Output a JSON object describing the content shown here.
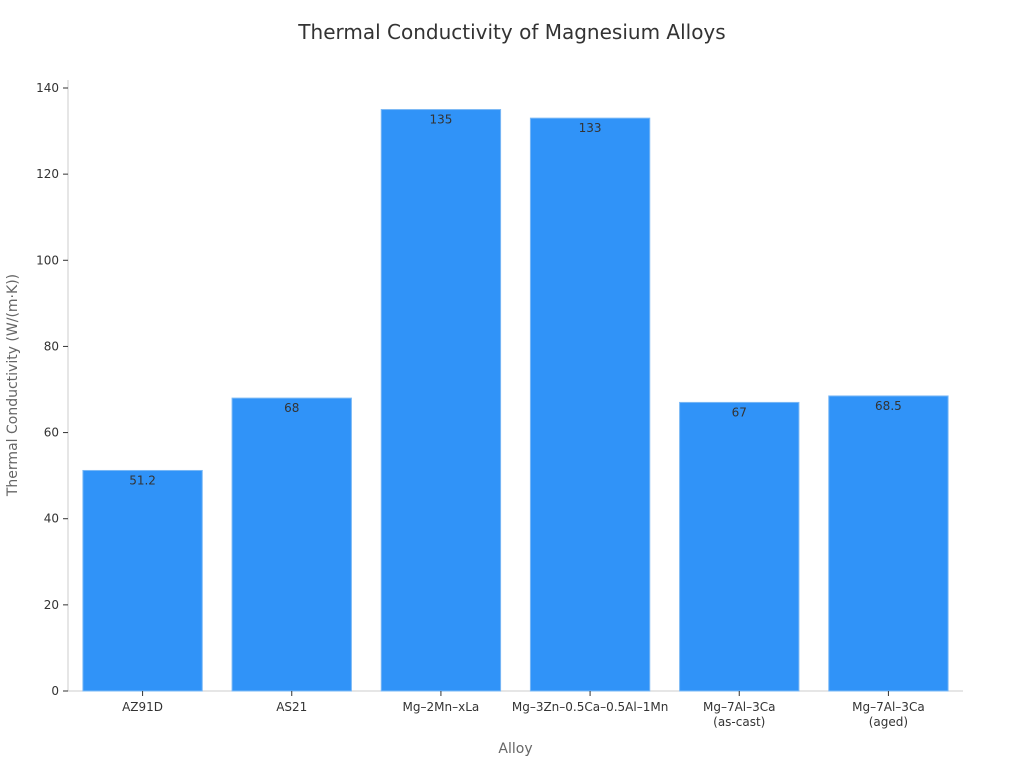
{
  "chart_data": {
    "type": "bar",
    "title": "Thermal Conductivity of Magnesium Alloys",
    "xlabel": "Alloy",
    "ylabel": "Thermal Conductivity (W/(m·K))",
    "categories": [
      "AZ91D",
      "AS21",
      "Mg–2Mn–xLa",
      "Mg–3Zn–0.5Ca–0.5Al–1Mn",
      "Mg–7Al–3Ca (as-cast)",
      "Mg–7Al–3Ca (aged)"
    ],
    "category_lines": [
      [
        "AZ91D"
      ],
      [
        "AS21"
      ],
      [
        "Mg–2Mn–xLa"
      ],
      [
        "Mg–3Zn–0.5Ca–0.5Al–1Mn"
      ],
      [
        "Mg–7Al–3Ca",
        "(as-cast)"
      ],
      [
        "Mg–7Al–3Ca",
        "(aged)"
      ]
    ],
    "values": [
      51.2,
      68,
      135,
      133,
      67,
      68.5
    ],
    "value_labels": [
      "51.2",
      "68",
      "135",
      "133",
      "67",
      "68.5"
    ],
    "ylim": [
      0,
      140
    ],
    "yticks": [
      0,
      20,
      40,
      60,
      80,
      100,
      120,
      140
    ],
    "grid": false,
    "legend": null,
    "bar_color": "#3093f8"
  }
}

* * *

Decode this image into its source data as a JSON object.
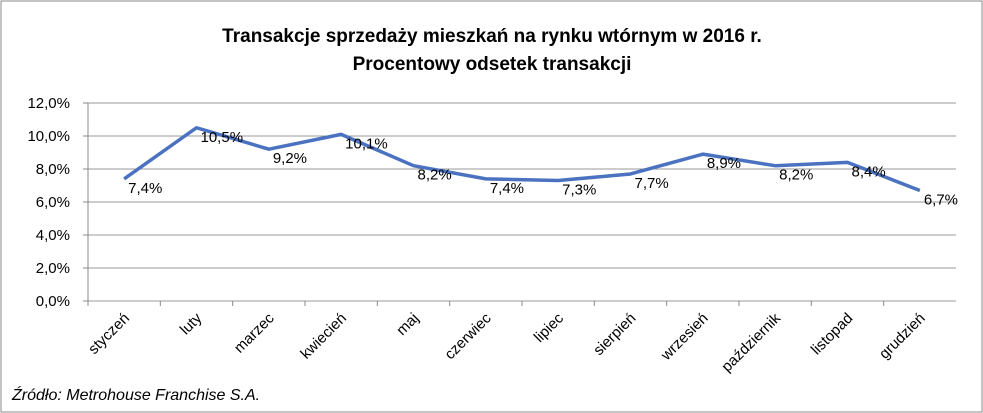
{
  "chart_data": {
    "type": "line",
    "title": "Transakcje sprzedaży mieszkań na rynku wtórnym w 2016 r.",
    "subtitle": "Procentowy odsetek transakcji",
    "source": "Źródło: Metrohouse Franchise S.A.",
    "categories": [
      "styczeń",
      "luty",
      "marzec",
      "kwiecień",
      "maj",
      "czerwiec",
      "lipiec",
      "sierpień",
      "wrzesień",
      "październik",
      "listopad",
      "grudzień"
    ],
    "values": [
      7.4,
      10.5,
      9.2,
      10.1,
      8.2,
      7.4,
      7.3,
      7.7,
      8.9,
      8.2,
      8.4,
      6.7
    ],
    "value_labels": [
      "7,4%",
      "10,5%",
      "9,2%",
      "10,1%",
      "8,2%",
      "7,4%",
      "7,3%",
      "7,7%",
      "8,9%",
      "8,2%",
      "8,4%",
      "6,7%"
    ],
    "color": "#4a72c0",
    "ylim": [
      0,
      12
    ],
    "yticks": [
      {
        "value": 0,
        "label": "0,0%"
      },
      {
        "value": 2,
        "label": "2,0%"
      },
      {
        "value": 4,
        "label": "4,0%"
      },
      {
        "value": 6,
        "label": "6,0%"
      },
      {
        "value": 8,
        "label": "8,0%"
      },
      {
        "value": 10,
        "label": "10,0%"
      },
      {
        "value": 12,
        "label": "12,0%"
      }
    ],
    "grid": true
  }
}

• [TASK TO CARRY OUT] Search the data for the string "object". List each line that has it.

• [EXPECTED OUTPUT]
Output a JSON object describing the content shown here.
Decode this image into its source data as a JSON object.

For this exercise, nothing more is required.